(Data extracted from a collection)
^^^^^^^^^^^^^^^^

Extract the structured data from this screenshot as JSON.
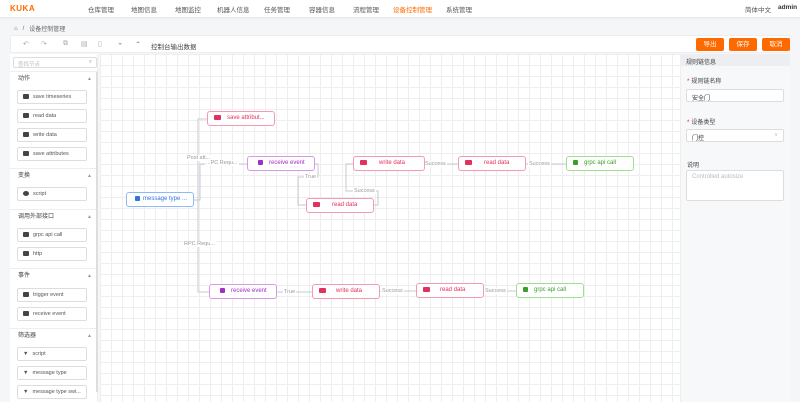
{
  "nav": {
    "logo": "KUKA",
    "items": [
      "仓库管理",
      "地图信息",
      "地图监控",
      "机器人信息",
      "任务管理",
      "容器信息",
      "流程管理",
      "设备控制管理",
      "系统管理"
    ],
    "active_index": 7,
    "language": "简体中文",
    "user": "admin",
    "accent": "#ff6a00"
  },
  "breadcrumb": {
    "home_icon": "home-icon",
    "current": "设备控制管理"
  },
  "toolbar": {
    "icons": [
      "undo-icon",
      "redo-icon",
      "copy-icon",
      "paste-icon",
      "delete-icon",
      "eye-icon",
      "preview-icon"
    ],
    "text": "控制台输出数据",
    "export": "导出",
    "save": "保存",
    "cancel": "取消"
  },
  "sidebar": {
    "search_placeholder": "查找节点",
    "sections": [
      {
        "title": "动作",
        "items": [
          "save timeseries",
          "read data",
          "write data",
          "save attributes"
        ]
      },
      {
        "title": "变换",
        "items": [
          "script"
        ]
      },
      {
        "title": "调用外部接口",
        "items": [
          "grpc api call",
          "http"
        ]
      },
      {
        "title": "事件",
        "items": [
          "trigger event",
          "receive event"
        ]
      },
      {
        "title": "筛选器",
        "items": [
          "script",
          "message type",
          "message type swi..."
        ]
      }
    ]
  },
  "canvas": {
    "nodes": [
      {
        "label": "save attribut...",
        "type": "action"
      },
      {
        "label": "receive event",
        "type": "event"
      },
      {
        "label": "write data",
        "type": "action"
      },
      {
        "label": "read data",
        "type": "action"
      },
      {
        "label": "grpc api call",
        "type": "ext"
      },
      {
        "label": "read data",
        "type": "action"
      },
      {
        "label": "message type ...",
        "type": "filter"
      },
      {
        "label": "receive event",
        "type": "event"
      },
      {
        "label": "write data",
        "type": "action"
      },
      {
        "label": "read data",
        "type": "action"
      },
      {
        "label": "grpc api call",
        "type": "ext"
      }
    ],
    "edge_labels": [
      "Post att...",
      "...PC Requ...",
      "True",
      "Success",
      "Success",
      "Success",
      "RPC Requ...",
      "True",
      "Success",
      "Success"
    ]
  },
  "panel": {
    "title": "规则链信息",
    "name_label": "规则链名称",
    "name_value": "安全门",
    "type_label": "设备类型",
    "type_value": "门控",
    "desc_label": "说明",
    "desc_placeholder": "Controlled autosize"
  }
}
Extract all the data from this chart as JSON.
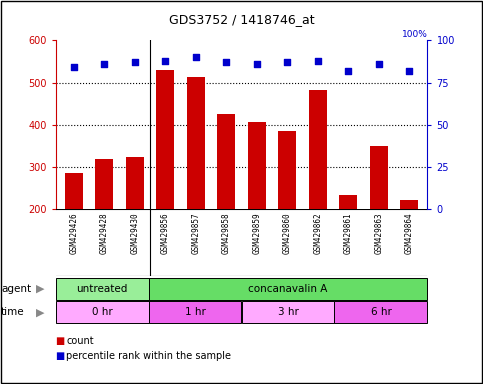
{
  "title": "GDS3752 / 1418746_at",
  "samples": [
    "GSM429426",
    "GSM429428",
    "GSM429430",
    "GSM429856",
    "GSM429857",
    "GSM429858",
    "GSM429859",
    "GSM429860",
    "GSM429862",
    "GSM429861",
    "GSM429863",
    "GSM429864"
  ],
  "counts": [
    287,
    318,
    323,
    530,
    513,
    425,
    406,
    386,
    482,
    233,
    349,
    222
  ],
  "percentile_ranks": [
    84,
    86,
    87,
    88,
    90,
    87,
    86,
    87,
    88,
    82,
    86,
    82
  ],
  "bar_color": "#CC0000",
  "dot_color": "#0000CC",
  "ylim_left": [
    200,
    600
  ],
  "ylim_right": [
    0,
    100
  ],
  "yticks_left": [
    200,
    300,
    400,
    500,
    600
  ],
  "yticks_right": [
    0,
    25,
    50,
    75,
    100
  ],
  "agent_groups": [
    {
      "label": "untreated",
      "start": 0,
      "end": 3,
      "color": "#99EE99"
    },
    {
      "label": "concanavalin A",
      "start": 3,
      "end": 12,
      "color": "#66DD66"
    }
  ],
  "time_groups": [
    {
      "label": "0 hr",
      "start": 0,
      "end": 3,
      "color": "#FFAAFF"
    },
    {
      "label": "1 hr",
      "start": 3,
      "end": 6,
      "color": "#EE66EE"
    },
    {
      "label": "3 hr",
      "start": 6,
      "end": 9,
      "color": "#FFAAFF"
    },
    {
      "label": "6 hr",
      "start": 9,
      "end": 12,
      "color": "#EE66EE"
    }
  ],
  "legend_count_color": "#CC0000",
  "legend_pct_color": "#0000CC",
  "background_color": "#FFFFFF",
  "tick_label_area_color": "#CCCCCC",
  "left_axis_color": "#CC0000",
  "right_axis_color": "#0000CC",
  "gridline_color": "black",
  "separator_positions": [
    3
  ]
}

^^^^^^^^^^^^^^^^

Show the lines that mention the word "title".

Expected answer:
        "title": "动作",
        "title": "变换",
        "title": "调用外部接口",
        "title": "事件",
        "title": "筛选器",
    "title": "规则链信息",
  "title": "GDS3752 / 1418746_at",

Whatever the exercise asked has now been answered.